STORED RECORDS:
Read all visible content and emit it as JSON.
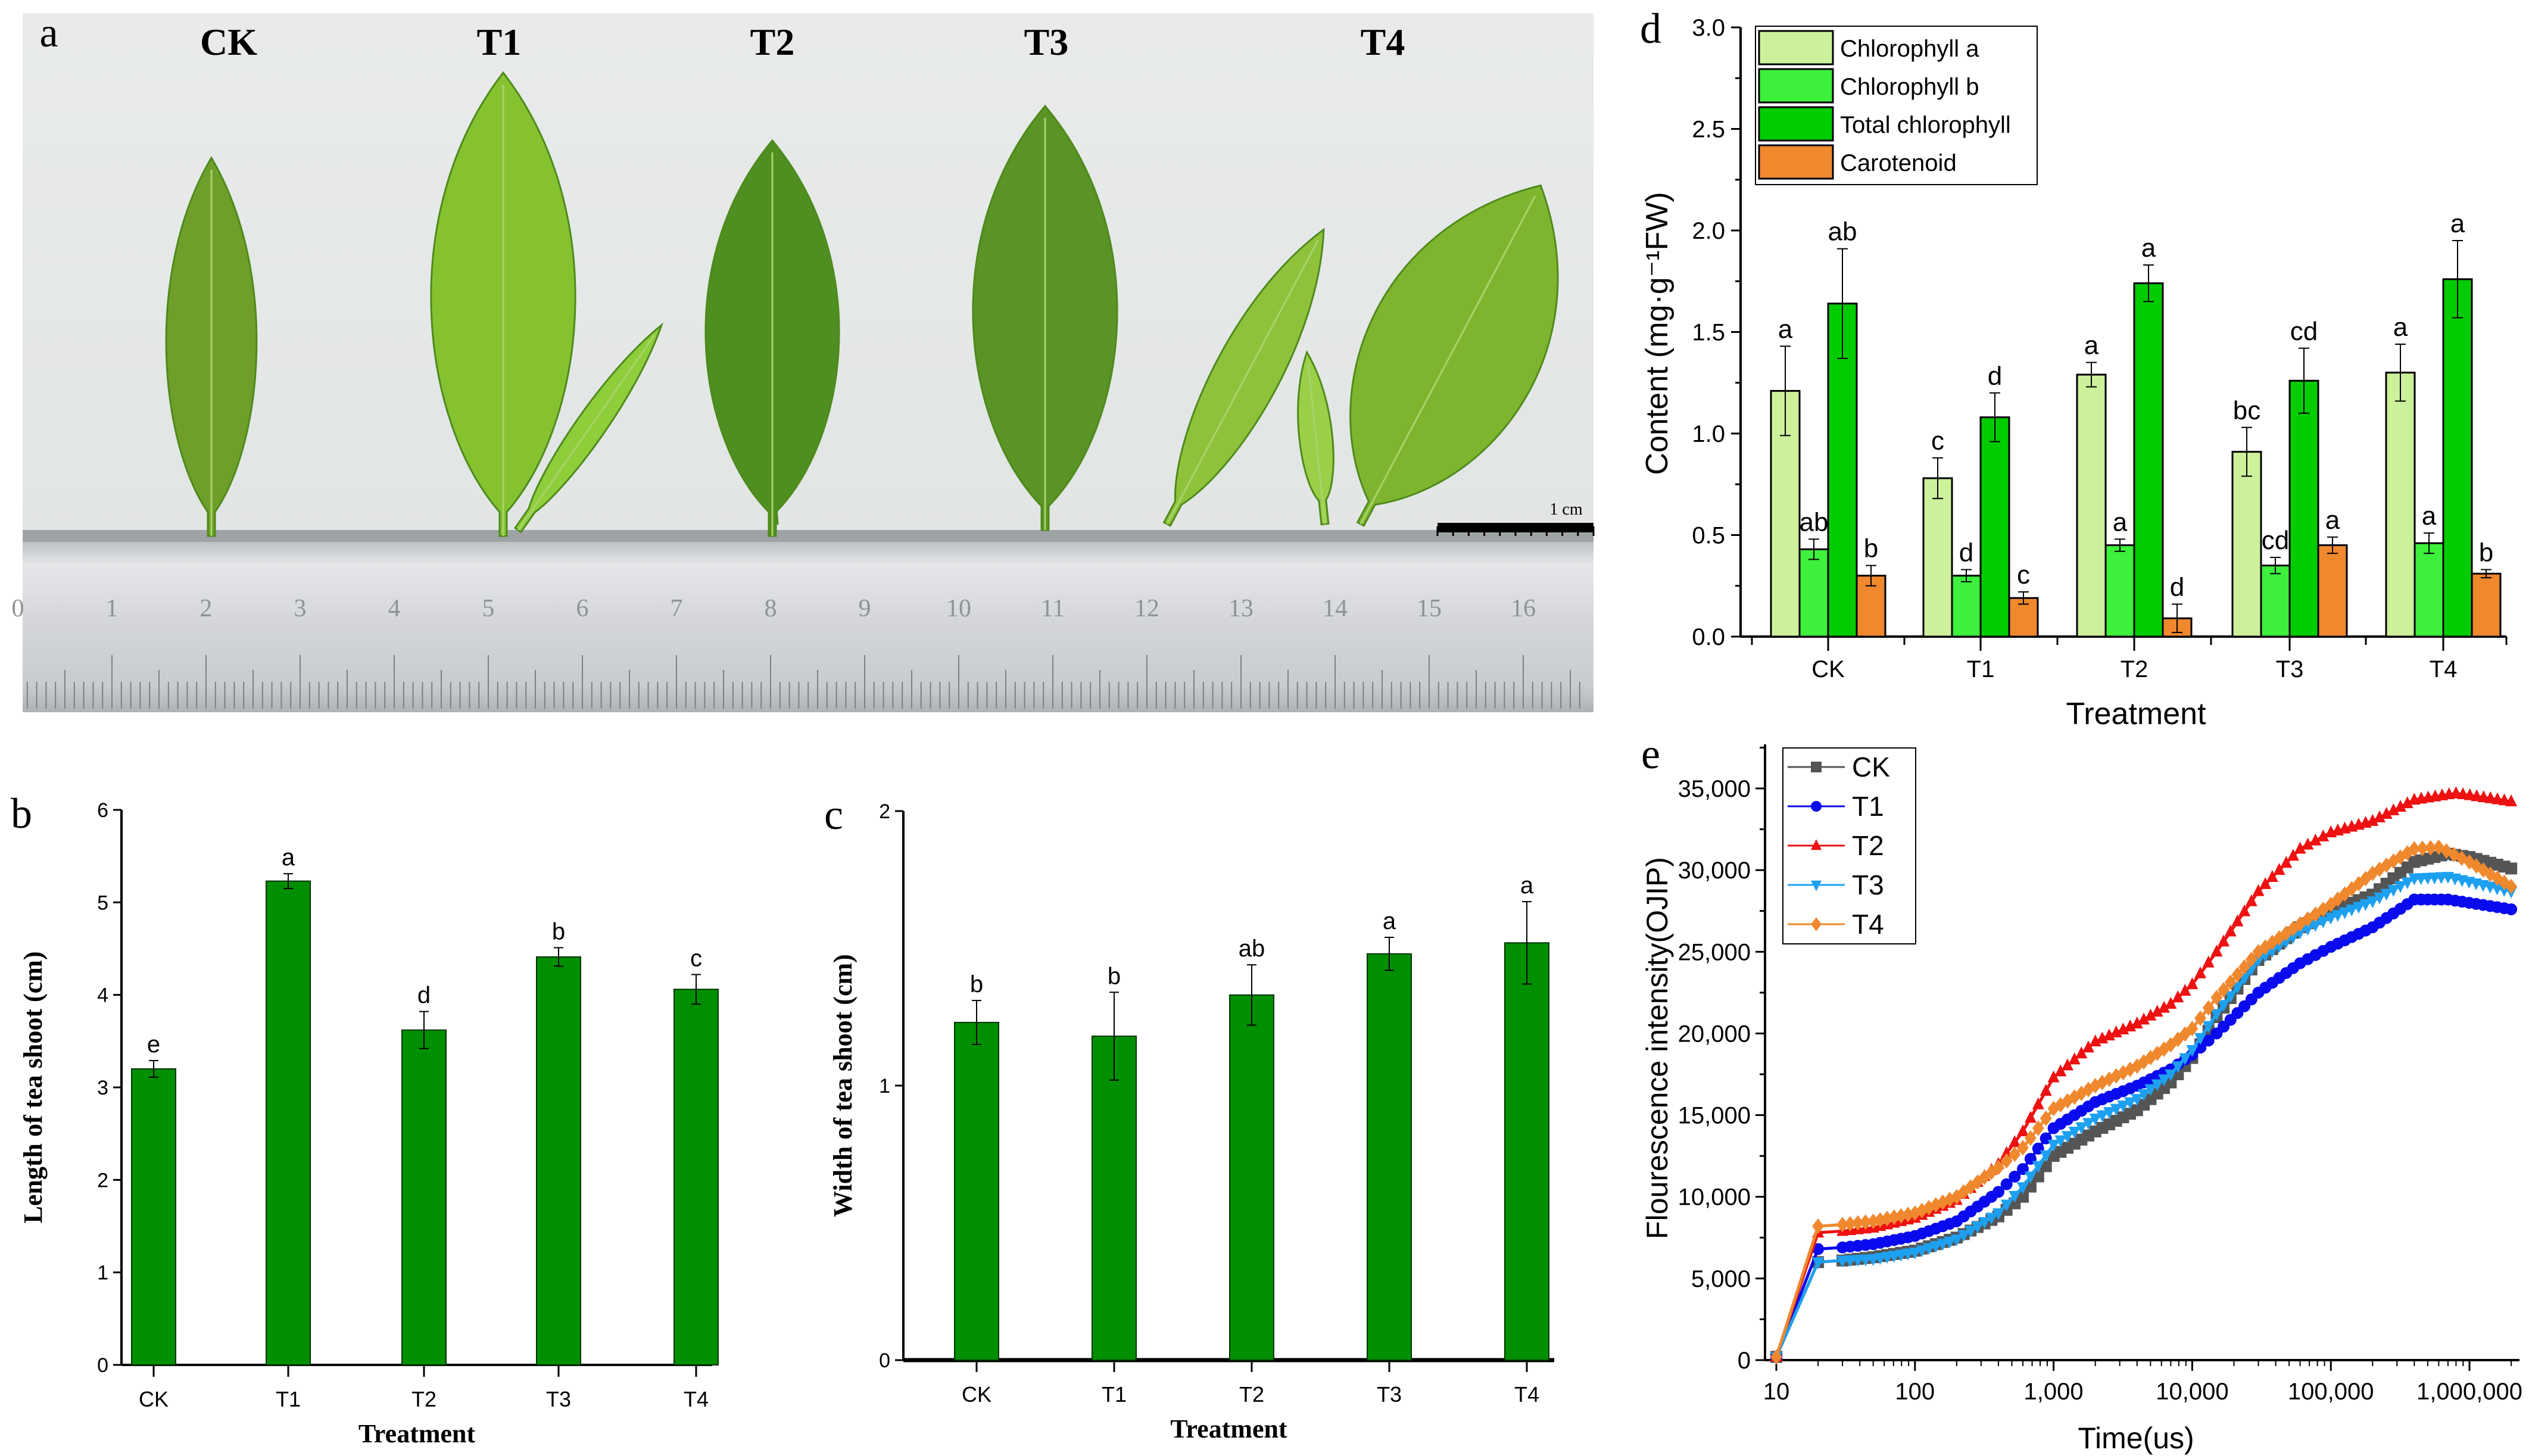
{
  "photo": {
    "panel": "a",
    "treatment_labels": [
      "CK",
      "T1",
      "T2",
      "T3",
      "T4"
    ],
    "scale_bar_label": "1 cm",
    "ruler_numbers": [
      "0",
      "1",
      "2",
      "3",
      "4",
      "5",
      "6",
      "7",
      "8",
      "9",
      "10",
      "11",
      "12",
      "13",
      "14",
      "15",
      "16"
    ]
  },
  "chart_data": [
    {
      "panel": "b",
      "type": "bar",
      "categories": [
        "CK",
        "T1",
        "T2",
        "T3",
        "T4"
      ],
      "values": [
        3.2,
        5.23,
        3.62,
        4.41,
        4.06
      ],
      "errors": [
        0.09,
        0.08,
        0.2,
        0.1,
        0.16
      ],
      "significance": [
        "e",
        "a",
        "d",
        "b",
        "c"
      ],
      "xlabel": "Treatment",
      "ylabel": "Length of tea shoot (cm)",
      "ylim": [
        0,
        6
      ],
      "yticks": [
        "0",
        "1",
        "2",
        "3",
        "4",
        "5",
        "6"
      ],
      "color": "#008f00"
    },
    {
      "panel": "c",
      "type": "bar",
      "categories": [
        "CK",
        "T1",
        "T2",
        "T3",
        "T4"
      ],
      "values": [
        1.23,
        1.18,
        1.33,
        1.48,
        1.52
      ],
      "errors": [
        0.08,
        0.16,
        0.11,
        0.06,
        0.15
      ],
      "significance": [
        "b",
        "b",
        "ab",
        "a",
        "a"
      ],
      "xlabel": "Treatment",
      "ylabel": "Width of tea shoot (cm)",
      "ylim": [
        0,
        2
      ],
      "yticks": [
        "0",
        "1",
        "2"
      ],
      "color": "#008f00"
    },
    {
      "panel": "d",
      "type": "bar",
      "categories": [
        "CK",
        "T1",
        "T2",
        "T3",
        "T4"
      ],
      "series": [
        {
          "name": "Chlorophyll a",
          "color": "#cdf09a",
          "values": [
            1.21,
            0.78,
            1.29,
            0.91,
            1.3
          ],
          "errors": [
            0.22,
            0.1,
            0.06,
            0.12,
            0.14
          ],
          "significance": [
            "a",
            "c",
            "a",
            "bc",
            "a"
          ]
        },
        {
          "name": "Chlorophyll b",
          "color": "#3cf03c",
          "values": [
            0.43,
            0.3,
            0.45,
            0.35,
            0.46
          ],
          "errors": [
            0.05,
            0.03,
            0.03,
            0.04,
            0.05
          ],
          "significance": [
            "ab",
            "d",
            "a",
            "cd",
            "a"
          ]
        },
        {
          "name": "Total chlorophyll",
          "color": "#00cc00",
          "values": [
            1.64,
            1.08,
            1.74,
            1.26,
            1.76
          ],
          "errors": [
            0.27,
            0.12,
            0.09,
            0.16,
            0.19
          ],
          "significance": [
            "ab",
            "d",
            "a",
            "cd",
            "a"
          ]
        },
        {
          "name": "Carotenoid",
          "color": "#f0882e",
          "values": [
            0.3,
            0.19,
            0.09,
            0.45,
            0.31
          ],
          "errors": [
            0.05,
            0.03,
            0.07,
            0.04,
            0.02
          ],
          "significance": [
            "b",
            "c",
            "d",
            "a",
            "b"
          ]
        }
      ],
      "xlabel": "Treatment",
      "ylabel": "Content (mg·g⁻¹FW)",
      "ylim": [
        0,
        3.0
      ],
      "yticks": [
        "0.0",
        "0.5",
        "1.0",
        "1.5",
        "2.0",
        "2.5",
        "3.0"
      ],
      "legend": "top-left"
    },
    {
      "panel": "e",
      "type": "line",
      "xscale": "log",
      "xlim": [
        10,
        2000000
      ],
      "xticks": [
        "10",
        "100",
        "1,000",
        "10,000",
        "100,000",
        "1,000,000"
      ],
      "ylim": [
        0,
        37500
      ],
      "yticks": [
        "0",
        "5,000",
        "10,000",
        "15,000",
        "20,000",
        "25,000",
        "30,000",
        "35,000"
      ],
      "xlabel": "Time(us)",
      "ylabel": "Flourescence intensity(OJIP)",
      "legend": "top-left",
      "series": [
        {
          "name": "CK",
          "color": "#555555",
          "marker": "square",
          "x": [
            10,
            20,
            30,
            50,
            100,
            200,
            400,
            600,
            1000,
            2000,
            4000,
            7000,
            10000,
            15000,
            30000,
            60000,
            100000,
            200000,
            400000,
            700000,
            1000000,
            2000000
          ],
          "y": [
            200,
            6000,
            6100,
            6300,
            6700,
            7500,
            8800,
            10000,
            12500,
            14000,
            15300,
            17000,
            18500,
            21000,
            24500,
            26500,
            27500,
            28500,
            30500,
            31000,
            30800,
            30100
          ]
        },
        {
          "name": "T1",
          "color": "#0a0aee",
          "marker": "circle",
          "x": [
            10,
            20,
            30,
            50,
            100,
            200,
            400,
            600,
            1000,
            2000,
            4000,
            7000,
            10000,
            15000,
            30000,
            60000,
            100000,
            200000,
            400000,
            700000,
            2000000
          ],
          "y": [
            200,
            6800,
            6900,
            7100,
            7600,
            8500,
            10300,
            11700,
            14200,
            15800,
            16800,
            17800,
            18700,
            20000,
            22500,
            24300,
            25300,
            26500,
            28200,
            28200,
            27600
          ]
        },
        {
          "name": "T2",
          "color": "#ee1111",
          "marker": "triangle-up",
          "x": [
            10,
            20,
            30,
            50,
            100,
            200,
            400,
            600,
            1000,
            2000,
            4000,
            7000,
            10000,
            15000,
            30000,
            60000,
            100000,
            200000,
            400000,
            800000,
            2000000
          ],
          "y": [
            200,
            7800,
            7900,
            8100,
            8700,
            9800,
            12000,
            14000,
            17300,
            19500,
            20600,
            21800,
            23000,
            25000,
            28700,
            31300,
            32300,
            33000,
            34300,
            34700,
            34200
          ]
        },
        {
          "name": "T3",
          "color": "#1ea0f0",
          "marker": "triangle-down",
          "x": [
            10,
            20,
            30,
            50,
            100,
            200,
            400,
            600,
            1000,
            2000,
            4000,
            7000,
            10000,
            15000,
            30000,
            60000,
            100000,
            200000,
            400000,
            700000,
            2000000
          ],
          "y": [
            200,
            6000,
            6100,
            6200,
            6600,
            7400,
            9000,
            10600,
            13200,
            14800,
            16000,
            17500,
            19000,
            21200,
            24500,
            26200,
            27100,
            28100,
            29500,
            29600,
            28700
          ]
        },
        {
          "name": "T4",
          "color": "#f0882e",
          "marker": "diamond",
          "x": [
            10,
            20,
            30,
            50,
            100,
            200,
            400,
            600,
            1000,
            2000,
            4000,
            7000,
            10000,
            15000,
            30000,
            60000,
            100000,
            200000,
            400000,
            600000,
            1000000,
            2000000
          ],
          "y": [
            200,
            8200,
            8300,
            8500,
            9000,
            10000,
            11800,
            13000,
            15400,
            16800,
            18000,
            19300,
            20300,
            22200,
            25000,
            26700,
            27900,
            29800,
            31300,
            31400,
            30500,
            29000
          ]
        }
      ]
    }
  ]
}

YOUR GOAL: Extract each line from the entries above that contains the string "triangle".

RESULT BELOW:
          "marker": "triangle-up",
          "marker": "triangle-down",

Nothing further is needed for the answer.